● **GOAL OF THE EXERCISE**
Copy out all of the data exactly as it appears.

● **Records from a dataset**
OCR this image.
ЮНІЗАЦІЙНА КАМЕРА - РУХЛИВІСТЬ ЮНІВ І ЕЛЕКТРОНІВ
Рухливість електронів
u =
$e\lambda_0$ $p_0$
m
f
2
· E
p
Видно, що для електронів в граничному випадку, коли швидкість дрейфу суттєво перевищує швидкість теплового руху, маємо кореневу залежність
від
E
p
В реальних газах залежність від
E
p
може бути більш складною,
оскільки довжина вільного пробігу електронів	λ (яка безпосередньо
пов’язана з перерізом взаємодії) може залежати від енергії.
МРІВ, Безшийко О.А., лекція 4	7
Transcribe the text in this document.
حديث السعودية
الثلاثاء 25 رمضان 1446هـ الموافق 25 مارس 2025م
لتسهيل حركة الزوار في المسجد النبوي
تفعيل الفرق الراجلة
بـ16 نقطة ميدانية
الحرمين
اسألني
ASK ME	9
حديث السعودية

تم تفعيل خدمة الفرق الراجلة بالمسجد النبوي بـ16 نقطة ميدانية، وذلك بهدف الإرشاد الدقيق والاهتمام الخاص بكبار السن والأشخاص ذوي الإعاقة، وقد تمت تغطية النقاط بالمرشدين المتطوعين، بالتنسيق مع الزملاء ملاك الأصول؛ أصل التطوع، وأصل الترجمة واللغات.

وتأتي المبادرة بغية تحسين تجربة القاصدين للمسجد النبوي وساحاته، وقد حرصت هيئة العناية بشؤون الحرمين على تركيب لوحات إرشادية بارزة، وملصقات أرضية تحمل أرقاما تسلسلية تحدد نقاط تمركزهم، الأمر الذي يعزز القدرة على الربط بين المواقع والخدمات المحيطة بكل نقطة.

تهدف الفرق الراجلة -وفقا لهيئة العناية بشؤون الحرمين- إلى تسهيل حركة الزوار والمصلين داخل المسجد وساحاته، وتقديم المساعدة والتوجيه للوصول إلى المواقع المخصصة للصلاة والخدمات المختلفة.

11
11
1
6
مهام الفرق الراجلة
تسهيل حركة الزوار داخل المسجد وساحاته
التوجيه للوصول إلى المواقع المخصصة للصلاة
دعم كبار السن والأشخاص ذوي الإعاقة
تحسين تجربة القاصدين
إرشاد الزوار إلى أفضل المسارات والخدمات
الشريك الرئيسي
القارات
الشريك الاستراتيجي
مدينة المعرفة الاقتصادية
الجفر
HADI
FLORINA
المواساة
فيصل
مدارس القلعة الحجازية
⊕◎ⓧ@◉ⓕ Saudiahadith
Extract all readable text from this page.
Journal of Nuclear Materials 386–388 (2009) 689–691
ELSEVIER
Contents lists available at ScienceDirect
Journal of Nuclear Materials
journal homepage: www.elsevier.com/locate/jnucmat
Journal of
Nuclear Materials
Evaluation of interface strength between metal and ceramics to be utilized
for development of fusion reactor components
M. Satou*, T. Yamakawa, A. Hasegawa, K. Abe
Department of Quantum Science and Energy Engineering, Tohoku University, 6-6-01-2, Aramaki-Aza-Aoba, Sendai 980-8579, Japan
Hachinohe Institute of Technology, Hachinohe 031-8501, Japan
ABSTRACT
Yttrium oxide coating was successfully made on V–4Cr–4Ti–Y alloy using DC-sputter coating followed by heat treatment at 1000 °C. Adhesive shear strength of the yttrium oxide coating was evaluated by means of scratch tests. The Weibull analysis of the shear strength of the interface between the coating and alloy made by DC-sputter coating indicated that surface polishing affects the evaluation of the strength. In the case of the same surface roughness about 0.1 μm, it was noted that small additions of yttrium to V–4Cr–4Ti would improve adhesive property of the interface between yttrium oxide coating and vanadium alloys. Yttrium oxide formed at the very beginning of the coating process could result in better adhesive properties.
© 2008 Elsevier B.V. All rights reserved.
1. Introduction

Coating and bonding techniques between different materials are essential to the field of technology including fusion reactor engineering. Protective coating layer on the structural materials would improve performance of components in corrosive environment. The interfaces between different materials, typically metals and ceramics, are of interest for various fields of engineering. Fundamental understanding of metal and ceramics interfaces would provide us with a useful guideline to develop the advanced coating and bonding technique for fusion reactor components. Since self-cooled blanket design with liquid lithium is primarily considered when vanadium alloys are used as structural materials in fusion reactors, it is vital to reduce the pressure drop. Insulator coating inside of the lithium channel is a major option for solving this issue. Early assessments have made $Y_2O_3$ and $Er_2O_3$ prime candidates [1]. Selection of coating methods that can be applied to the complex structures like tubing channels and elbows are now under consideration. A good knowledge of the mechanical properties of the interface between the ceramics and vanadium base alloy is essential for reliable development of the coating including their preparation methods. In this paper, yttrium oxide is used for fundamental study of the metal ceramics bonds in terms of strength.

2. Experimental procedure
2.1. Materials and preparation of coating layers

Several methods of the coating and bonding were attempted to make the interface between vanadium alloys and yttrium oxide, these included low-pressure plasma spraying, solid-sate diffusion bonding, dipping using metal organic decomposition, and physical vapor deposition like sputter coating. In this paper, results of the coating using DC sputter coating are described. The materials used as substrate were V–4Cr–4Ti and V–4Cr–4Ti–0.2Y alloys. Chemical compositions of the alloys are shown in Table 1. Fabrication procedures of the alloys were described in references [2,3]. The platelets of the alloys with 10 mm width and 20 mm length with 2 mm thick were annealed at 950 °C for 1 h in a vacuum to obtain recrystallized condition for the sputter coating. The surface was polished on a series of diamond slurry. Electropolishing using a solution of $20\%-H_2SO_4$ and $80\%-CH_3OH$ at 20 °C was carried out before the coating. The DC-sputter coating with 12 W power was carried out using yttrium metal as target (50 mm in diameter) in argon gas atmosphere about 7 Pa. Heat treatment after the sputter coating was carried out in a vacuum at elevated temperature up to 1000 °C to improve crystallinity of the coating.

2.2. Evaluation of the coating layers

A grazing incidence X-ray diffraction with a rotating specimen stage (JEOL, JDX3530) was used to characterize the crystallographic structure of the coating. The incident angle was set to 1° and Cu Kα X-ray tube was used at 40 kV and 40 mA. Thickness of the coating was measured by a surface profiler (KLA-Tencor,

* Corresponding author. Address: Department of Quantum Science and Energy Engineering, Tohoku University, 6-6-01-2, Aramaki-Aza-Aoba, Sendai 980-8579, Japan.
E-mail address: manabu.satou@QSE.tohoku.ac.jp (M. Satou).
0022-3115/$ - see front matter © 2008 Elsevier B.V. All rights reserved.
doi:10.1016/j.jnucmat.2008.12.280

● **EXERCISE RESULT**
OCR this image.
ЮНІЗАЦІЙНА КАМЕРА - РУХЛИВІСТЬ ЮНІВ І ЕЛЕКТРОНІВ
Рухливість електронів
u =
$e\lambda_0$ $p_0$
m
f
2
· E
p
Видно, що для електронів в граничному випадку, коли швидкість дрейфу суттєво перевищує швидкість теплового руху, маємо кореневу залежність
від
E
p
В реальних газах залежність від
E
p
може бути більш складною,
оскільки довжина вільного пробігу електронів	λ (яка безпосередньо
пов’язана з перерізом взаємодії) може залежати від енергії.
МРІВ, Безшийко О.А., лекція 4	7
Transcribe the text in this document.
حديث السعودية
الثلاثاء 25 رمضان 1446هـ الموافق 25 مارس 2025م
لتسهيل حركة الزوار في المسجد النبوي
تفعيل الفرق الراجلة
بـ16 نقطة ميدانية
الحرمين
اسألني
ASK ME	9
حديث السعودية

تم تفعيل خدمة الفرق الراجلة بالمسجد النبوي بـ16 نقطة ميدانية، وذلك بهدف الإرشاد الدقيق والاهتمام الخاص بكبار السن والأشخاص ذوي الإعاقة، وقد تمت تغطية النقاط بالمرشدين المتطوعين، بالتنسيق مع الزملاء ملاك الأصول؛ أصل التطوع، وأصل الترجمة واللغات.

وتأتي المبادرة بغية تحسين تجربة القاصدين للمسجد النبوي وساحاته، وقد حرصت هيئة العناية بشؤون الحرمين على تركيب لوحات إرشادية بارزة، وملصقات أرضية تحمل أرقاما تسلسلية تحدد نقاط تمركزهم، الأمر الذي يعزز القدرة على الربط بين المواقع والخدمات المحيطة بكل نقطة.

تهدف الفرق الراجلة -وفقا لهيئة العناية بشؤون الحرمين- إلى تسهيل حركة الزوار والمصلين داخل المسجد وساحاته، وتقديم المساعدة والتوجيه للوصول إلى المواقع المخصصة للصلاة والخدمات المختلفة.

11
11
1
6
مهام الفرق الراجلة
تسهيل حركة الزوار داخل المسجد وساحاته
التوجيه للوصول إلى المواقع المخصصة للصلاة
دعم كبار السن والأشخاص ذوي الإعاقة
تحسين تجربة القاصدين
إرشاد الزوار إلى أفضل المسارات والخدمات
الشريك الرئيسي
القارات
الشريك الاستراتيجي
مدينة المعرفة الاقتصادية
الجفر
HADI
FLORINA
المواساة
فيصل
مدارس القلعة الحجازية
⊕◎ⓧ@◉ⓕ Saudiahadith
Extract all readable text from this page.
Journal of Nuclear Materials 386–388 (2009) 689–691
ELSEVIER
Contents lists available at ScienceDirect
Journal of Nuclear Materials
journal homepage: www.elsevier.com/locate/jnucmat
Journal of
Nuclear Materials
Evaluation of interface strength between metal and ceramics to be utilized
for development of fusion reactor components
M. Satou*, T. Yamakawa, A. Hasegawa, K. Abe
Department of Quantum Science and Energy Engineering, Tohoku University, 6-6-01-2, Aramaki-Aza-Aoba, Sendai 980-8579, Japan
Hachinohe Institute of Technology, Hachinohe 031-8501, Japan
ABSTRACT
Yttrium oxide coating was successfully made on V–4Cr–4Ti–Y alloy using DC-sputter coating followed by heat treatment at 1000 °C. Adhesive shear strength of the yttrium oxide coating was evaluated by means of scratch tests. The Weibull analysis of the shear strength of the interface between the coating and alloy made by DC-sputter coating indicated that surface polishing affects the evaluation of the strength. In the case of the same surface roughness about 0.1 μm, it was noted that small additions of yttrium to V–4Cr–4Ti would improve adhesive property of the interface between yttrium oxide coating and vanadium alloys. Yttrium oxide formed at the very beginning of the coating process could result in better adhesive properties.
© 2008 Elsevier B.V. All rights reserved.
1. Introduction

Coating and bonding techniques between different materials are essential to the field of technology including fusion reactor engineering. Protective coating layer on the structural materials would improve performance of components in corrosive environment. The interfaces between different materials, typically metals and ceramics, are of interest for various fields of engineering. Fundamental understanding of metal and ceramics interfaces would provide us with a useful guideline to develop the advanced coating and bonding technique for fusion reactor components. Since self-cooled blanket design with liquid lithium is primarily considered when vanadium alloys are used as structural materials in fusion reactors, it is vital to reduce the pressure drop. Insulator coating inside of the lithium channel is a major option for solving this issue. Early assessments have made $Y_2O_3$ and $Er_2O_3$ prime candidates [1]. Selection of coating methods that can be applied to the complex structures like tubing channels and elbows are now under consideration. A good knowledge of the mechanical properties of the interface between the ceramics and vanadium base alloy is essential for reliable development of the coating including their preparation methods. In this paper, yttrium oxide is used for fundamental study of the metal ceramics bonds in terms of strength.

2. Experimental procedure
2.1. Materials and preparation of coating layers

Several methods of the coating and bonding were attempted to make the interface between vanadium alloys and yttrium oxide, these included low-pressure plasma spraying, solid-sate diffusion bonding, dipping using metal organic decomposition, and physical vapor deposition like sputter coating. In this paper, results of the coating using DC sputter coating are described. The materials used as substrate were V–4Cr–4Ti and V–4Cr–4Ti–0.2Y alloys. Chemical compositions of the alloys are shown in Table 1. Fabrication procedures of the alloys were described in references [2,3]. The platelets of the alloys with 10 mm width and 20 mm length with 2 mm thick were annealed at 950 °C for 1 h in a vacuum to obtain recrystallized condition for the sputter coating. The surface was polished on a series of diamond slurry. Electropolishing using a solution of $20\%-H_2SO_4$ and $80\%-CH_3OH$ at 20 °C was carried out before the coating. The DC-sputter coating with 12 W power was carried out using yttrium metal as target (50 mm in diameter) in argon gas atmosphere about 7 Pa. Heat treatment after the sputter coating was carried out in a vacuum at elevated temperature up to 1000 °C to improve crystallinity of the coating.

2.2. Evaluation of the coating layers

A grazing incidence X-ray diffraction with a rotating specimen stage (JEOL, JDX3530) was used to characterize the crystallographic structure of the coating. The incident angle was set to 1° and Cu Kα X-ray tube was used at 40 kV and 40 mA. Thickness of the coating was measured by a surface profiler (KLA-Tencor,

* Corresponding author. Address: Department of Quantum Science and Energy Engineering, Tohoku University, 6-6-01-2, Aramaki-Aza-Aoba, Sendai 980-8579, Japan.
E-mail address: manabu.satou@QSE.tohoku.ac.jp (M. Satou).
0022-3115/$ - see front matter © 2008 Elsevier B.V. All rights reserved.
doi:10.1016/j.jnucmat.2008.12.280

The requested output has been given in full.